Find every line with the word "EBITDA". Copy those lines.

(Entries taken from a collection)
------------------------
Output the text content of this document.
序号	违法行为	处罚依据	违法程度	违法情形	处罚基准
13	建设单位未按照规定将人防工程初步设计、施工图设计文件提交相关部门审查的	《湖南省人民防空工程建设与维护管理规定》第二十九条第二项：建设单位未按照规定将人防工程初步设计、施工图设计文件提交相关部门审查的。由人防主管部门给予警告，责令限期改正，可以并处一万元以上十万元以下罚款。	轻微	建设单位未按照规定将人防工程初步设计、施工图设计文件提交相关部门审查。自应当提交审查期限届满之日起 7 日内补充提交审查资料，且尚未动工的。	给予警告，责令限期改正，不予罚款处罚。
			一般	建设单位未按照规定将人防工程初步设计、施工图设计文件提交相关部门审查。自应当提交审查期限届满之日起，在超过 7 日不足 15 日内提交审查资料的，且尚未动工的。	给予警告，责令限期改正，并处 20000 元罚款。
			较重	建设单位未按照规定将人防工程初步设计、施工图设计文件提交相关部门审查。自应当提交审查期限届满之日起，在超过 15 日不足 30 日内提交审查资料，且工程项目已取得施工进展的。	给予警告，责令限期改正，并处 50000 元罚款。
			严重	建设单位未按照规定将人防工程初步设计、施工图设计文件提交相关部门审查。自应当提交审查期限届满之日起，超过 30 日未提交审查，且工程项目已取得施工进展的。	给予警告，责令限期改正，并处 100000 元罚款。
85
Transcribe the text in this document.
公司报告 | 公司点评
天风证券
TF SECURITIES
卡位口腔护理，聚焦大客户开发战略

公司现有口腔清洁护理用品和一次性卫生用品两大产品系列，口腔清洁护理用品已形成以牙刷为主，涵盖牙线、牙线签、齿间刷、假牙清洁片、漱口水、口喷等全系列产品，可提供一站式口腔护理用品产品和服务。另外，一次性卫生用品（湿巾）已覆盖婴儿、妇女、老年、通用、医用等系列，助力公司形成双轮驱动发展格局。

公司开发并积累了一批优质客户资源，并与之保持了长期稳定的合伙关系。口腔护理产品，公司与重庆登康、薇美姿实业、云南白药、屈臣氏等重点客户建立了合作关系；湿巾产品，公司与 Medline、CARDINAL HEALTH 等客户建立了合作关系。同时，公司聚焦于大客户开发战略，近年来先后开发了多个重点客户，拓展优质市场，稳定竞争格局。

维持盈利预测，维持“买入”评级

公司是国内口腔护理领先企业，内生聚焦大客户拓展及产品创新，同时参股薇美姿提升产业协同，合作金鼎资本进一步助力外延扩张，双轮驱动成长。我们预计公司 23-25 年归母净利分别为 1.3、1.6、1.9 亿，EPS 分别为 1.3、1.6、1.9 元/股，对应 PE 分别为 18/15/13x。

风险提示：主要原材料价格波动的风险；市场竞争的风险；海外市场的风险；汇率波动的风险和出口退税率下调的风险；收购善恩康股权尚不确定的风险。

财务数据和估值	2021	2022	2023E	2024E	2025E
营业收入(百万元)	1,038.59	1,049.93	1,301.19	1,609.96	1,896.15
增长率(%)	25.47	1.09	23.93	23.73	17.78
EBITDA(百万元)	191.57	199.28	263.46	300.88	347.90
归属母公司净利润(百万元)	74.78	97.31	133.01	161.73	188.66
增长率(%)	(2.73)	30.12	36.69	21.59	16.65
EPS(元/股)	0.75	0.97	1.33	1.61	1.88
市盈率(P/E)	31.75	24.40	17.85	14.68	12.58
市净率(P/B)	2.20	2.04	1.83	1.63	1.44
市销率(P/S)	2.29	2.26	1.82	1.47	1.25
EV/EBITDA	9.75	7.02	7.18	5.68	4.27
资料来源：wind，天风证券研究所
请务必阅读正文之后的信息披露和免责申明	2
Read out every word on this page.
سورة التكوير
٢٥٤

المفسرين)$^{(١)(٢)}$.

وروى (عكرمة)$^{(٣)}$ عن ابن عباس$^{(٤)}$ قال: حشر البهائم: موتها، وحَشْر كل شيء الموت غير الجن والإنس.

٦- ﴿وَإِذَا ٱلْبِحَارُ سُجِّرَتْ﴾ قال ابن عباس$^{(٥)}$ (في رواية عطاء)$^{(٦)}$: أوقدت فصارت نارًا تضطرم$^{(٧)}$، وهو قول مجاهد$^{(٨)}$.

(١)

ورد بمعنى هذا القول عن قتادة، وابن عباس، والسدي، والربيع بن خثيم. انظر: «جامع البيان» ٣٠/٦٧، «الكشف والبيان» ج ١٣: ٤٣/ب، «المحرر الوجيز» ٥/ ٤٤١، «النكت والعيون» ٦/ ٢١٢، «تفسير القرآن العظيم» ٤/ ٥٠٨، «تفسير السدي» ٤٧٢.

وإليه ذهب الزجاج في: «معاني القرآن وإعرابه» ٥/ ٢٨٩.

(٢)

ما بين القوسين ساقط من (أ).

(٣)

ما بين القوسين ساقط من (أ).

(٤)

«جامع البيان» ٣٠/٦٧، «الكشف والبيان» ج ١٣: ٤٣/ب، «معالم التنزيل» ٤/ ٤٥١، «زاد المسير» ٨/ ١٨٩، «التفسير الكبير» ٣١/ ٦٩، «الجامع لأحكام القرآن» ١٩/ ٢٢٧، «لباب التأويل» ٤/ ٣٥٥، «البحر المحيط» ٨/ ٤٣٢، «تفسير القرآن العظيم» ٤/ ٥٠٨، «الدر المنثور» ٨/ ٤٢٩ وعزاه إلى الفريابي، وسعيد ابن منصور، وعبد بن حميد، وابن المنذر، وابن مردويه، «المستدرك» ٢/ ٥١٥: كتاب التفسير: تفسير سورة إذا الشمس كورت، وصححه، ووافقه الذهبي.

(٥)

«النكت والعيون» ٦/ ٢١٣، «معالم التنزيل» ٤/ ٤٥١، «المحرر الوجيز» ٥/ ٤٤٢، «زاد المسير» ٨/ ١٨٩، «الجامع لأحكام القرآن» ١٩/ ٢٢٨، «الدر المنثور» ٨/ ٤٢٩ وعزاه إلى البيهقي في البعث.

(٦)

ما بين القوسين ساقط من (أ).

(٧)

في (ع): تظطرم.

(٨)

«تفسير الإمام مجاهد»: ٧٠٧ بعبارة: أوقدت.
------------------------
**The result:**
EBITDA(百万元)	191.57	199.28	263.46	300.88	347.90
EV/EBITDA	9.75	7.02	7.18	5.68	4.27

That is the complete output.